Collect each line holding the string "this".
::::::::::
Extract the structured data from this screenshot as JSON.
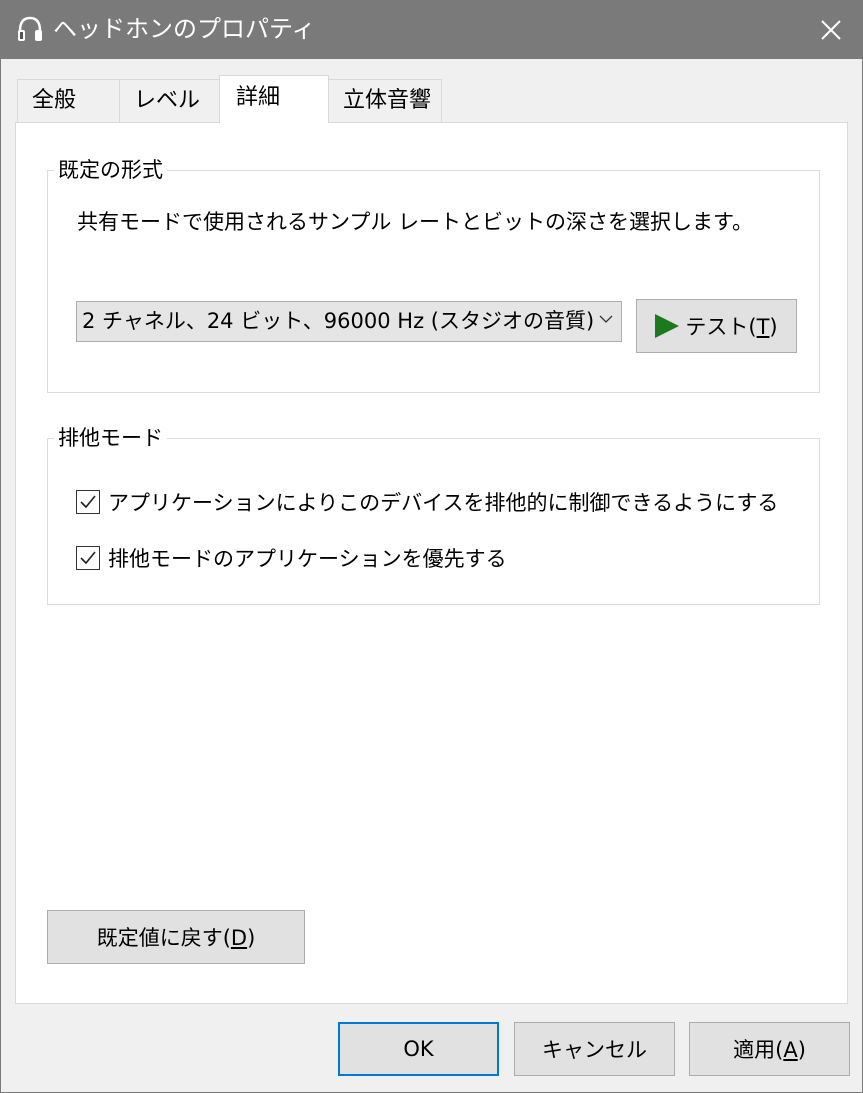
{
  "window": {
    "title": "ヘッドホンのプロパティ"
  },
  "tabs": [
    {
      "label": "全般"
    },
    {
      "label": "レベル"
    },
    {
      "label": "詳細"
    },
    {
      "label": "立体音響"
    }
  ],
  "default_format": {
    "group_label": "既定の形式",
    "description": "共有モードで使用されるサンプル レートとビットの深さを選択します。",
    "selected_format": "2 チャネル、24 ビット、96000 Hz (スタジオの音質)",
    "test_label": "テスト(",
    "test_key": "T",
    "test_close": ")"
  },
  "exclusive_mode": {
    "group_label": "排他モード",
    "options": [
      {
        "label": "アプリケーションによりこのデバイスを排他的に制御できるようにする",
        "checked": true
      },
      {
        "label": "排他モードのアプリケーションを優先する",
        "checked": true
      }
    ]
  },
  "reset": {
    "label": "既定値に戻す(",
    "key": "D",
    "close": ")"
  },
  "buttons": {
    "ok": "OK",
    "cancel": "キャンセル",
    "apply_label": "適用(",
    "apply_key": "A",
    "apply_close": ")"
  },
  "colors": {
    "titlebar": "#7a7a7a",
    "accent": "#0078d7",
    "play_icon": "#1c7a1c"
  }
}
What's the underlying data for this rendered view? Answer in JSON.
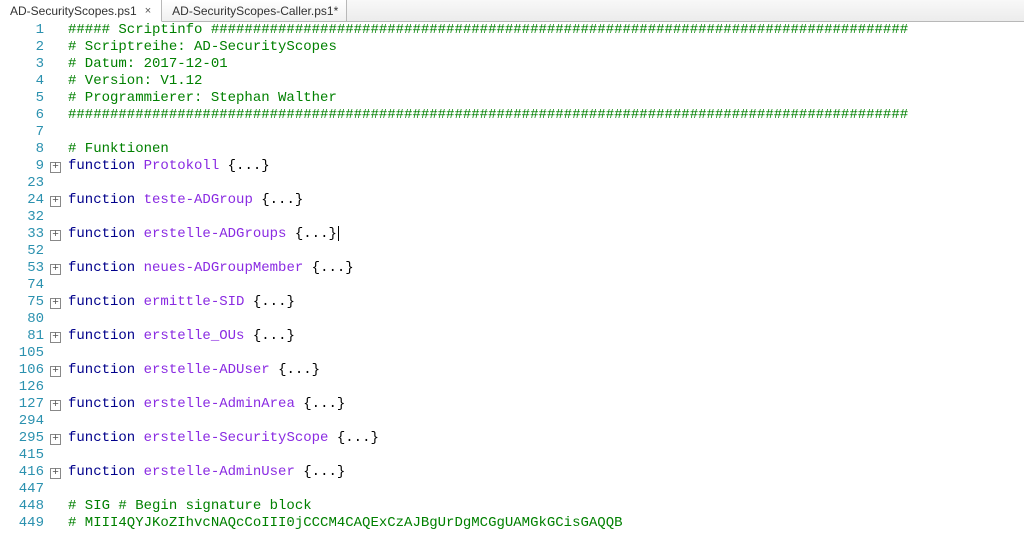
{
  "tabs": [
    {
      "label": "AD-SecurityScopes.ps1",
      "active": true,
      "dirty": false
    },
    {
      "label": "AD-SecurityScopes-Caller.ps1",
      "active": false,
      "dirty": true
    }
  ],
  "close_glyph": "×",
  "fold_glyph": "+",
  "lines": [
    {
      "n": 1,
      "fold": false,
      "tokens": [
        [
          "comment",
          "##### Scriptinfo ###################################################################################"
        ]
      ]
    },
    {
      "n": 2,
      "fold": false,
      "tokens": [
        [
          "comment",
          "# Scriptreihe:     AD-SecurityScopes"
        ]
      ]
    },
    {
      "n": 3,
      "fold": false,
      "tokens": [
        [
          "comment",
          "# Datum:           2017-12-01"
        ]
      ]
    },
    {
      "n": 4,
      "fold": false,
      "tokens": [
        [
          "comment",
          "# Version:         V1.12"
        ]
      ]
    },
    {
      "n": 5,
      "fold": false,
      "tokens": [
        [
          "comment",
          "# Programmierer:   Stephan Walther"
        ]
      ]
    },
    {
      "n": 6,
      "fold": false,
      "tokens": [
        [
          "comment",
          "####################################################################################################"
        ]
      ]
    },
    {
      "n": 7,
      "fold": false,
      "tokens": []
    },
    {
      "n": 8,
      "fold": false,
      "tokens": [
        [
          "comment",
          "# Funktionen"
        ]
      ]
    },
    {
      "n": 9,
      "fold": true,
      "tokens": [
        [
          "text",
          "  "
        ],
        [
          "keyword",
          "function"
        ],
        [
          "text",
          " "
        ],
        [
          "func",
          "Protokoll"
        ],
        [
          "text",
          " "
        ],
        [
          "punct",
          "{...}"
        ]
      ]
    },
    {
      "n": 23,
      "fold": false,
      "tokens": []
    },
    {
      "n": 24,
      "fold": true,
      "tokens": [
        [
          "text",
          "  "
        ],
        [
          "keyword",
          "function"
        ],
        [
          "text",
          " "
        ],
        [
          "func",
          "teste-ADGroup"
        ],
        [
          "text",
          " "
        ],
        [
          "punct",
          "{...}"
        ]
      ]
    },
    {
      "n": 32,
      "fold": false,
      "tokens": []
    },
    {
      "n": 33,
      "fold": true,
      "cursor": true,
      "tokens": [
        [
          "text",
          "  "
        ],
        [
          "keyword",
          "function"
        ],
        [
          "text",
          " "
        ],
        [
          "func",
          "erstelle-ADGroups"
        ],
        [
          "text",
          " "
        ],
        [
          "punct",
          "{...}"
        ]
      ]
    },
    {
      "n": 52,
      "fold": false,
      "tokens": []
    },
    {
      "n": 53,
      "fold": true,
      "tokens": [
        [
          "text",
          "  "
        ],
        [
          "keyword",
          "function"
        ],
        [
          "text",
          " "
        ],
        [
          "func",
          "neues-ADGroupMember"
        ],
        [
          "text",
          " "
        ],
        [
          "punct",
          "{...}"
        ]
      ]
    },
    {
      "n": 74,
      "fold": false,
      "tokens": []
    },
    {
      "n": 75,
      "fold": true,
      "tokens": [
        [
          "text",
          "  "
        ],
        [
          "keyword",
          "function"
        ],
        [
          "text",
          " "
        ],
        [
          "func",
          "ermittle-SID"
        ],
        [
          "text",
          " "
        ],
        [
          "punct",
          "{...}"
        ]
      ]
    },
    {
      "n": 80,
      "fold": false,
      "tokens": []
    },
    {
      "n": 81,
      "fold": true,
      "tokens": [
        [
          "text",
          "  "
        ],
        [
          "keyword",
          "function"
        ],
        [
          "text",
          " "
        ],
        [
          "func",
          "erstelle_OUs"
        ],
        [
          "text",
          " "
        ],
        [
          "punct",
          "{...}"
        ]
      ]
    },
    {
      "n": 105,
      "fold": false,
      "tokens": []
    },
    {
      "n": 106,
      "fold": true,
      "tokens": [
        [
          "text",
          "  "
        ],
        [
          "keyword",
          "function"
        ],
        [
          "text",
          " "
        ],
        [
          "func",
          "erstelle-ADUser"
        ],
        [
          "text",
          " "
        ],
        [
          "punct",
          "{...}"
        ]
      ]
    },
    {
      "n": 126,
      "fold": false,
      "tokens": []
    },
    {
      "n": 127,
      "fold": true,
      "tokens": [
        [
          "text",
          "  "
        ],
        [
          "keyword",
          "function"
        ],
        [
          "text",
          " "
        ],
        [
          "func",
          "erstelle-AdminArea"
        ],
        [
          "text",
          " "
        ],
        [
          "punct",
          "{...}"
        ]
      ]
    },
    {
      "n": 294,
      "fold": false,
      "tokens": []
    },
    {
      "n": 295,
      "fold": true,
      "tokens": [
        [
          "text",
          "  "
        ],
        [
          "keyword",
          "function"
        ],
        [
          "text",
          " "
        ],
        [
          "func",
          "erstelle-SecurityScope"
        ],
        [
          "text",
          " "
        ],
        [
          "punct",
          "{...}"
        ]
      ]
    },
    {
      "n": 415,
      "fold": false,
      "tokens": []
    },
    {
      "n": 416,
      "fold": true,
      "tokens": [
        [
          "text",
          "  "
        ],
        [
          "keyword",
          "function"
        ],
        [
          "text",
          " "
        ],
        [
          "func",
          "erstelle-AdminUser"
        ],
        [
          "text",
          " "
        ],
        [
          "punct",
          "{...}"
        ]
      ]
    },
    {
      "n": 447,
      "fold": false,
      "tokens": []
    },
    {
      "n": 448,
      "fold": false,
      "tokens": [
        [
          "comment",
          "# SIG # Begin signature block"
        ]
      ]
    },
    {
      "n": 449,
      "fold": false,
      "tokens": [
        [
          "comment",
          "# MIII4QYJKoZIhvcNAQcCoIII0jCCCM4CAQExCzAJBgUrDgMCGgUAMGkGCisGAQQB"
        ]
      ]
    }
  ]
}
::::::::::
**Response:**
Extract the structured data from this screenshot as JSON.
What's the underlying data for this rendered view? Answer in JSON.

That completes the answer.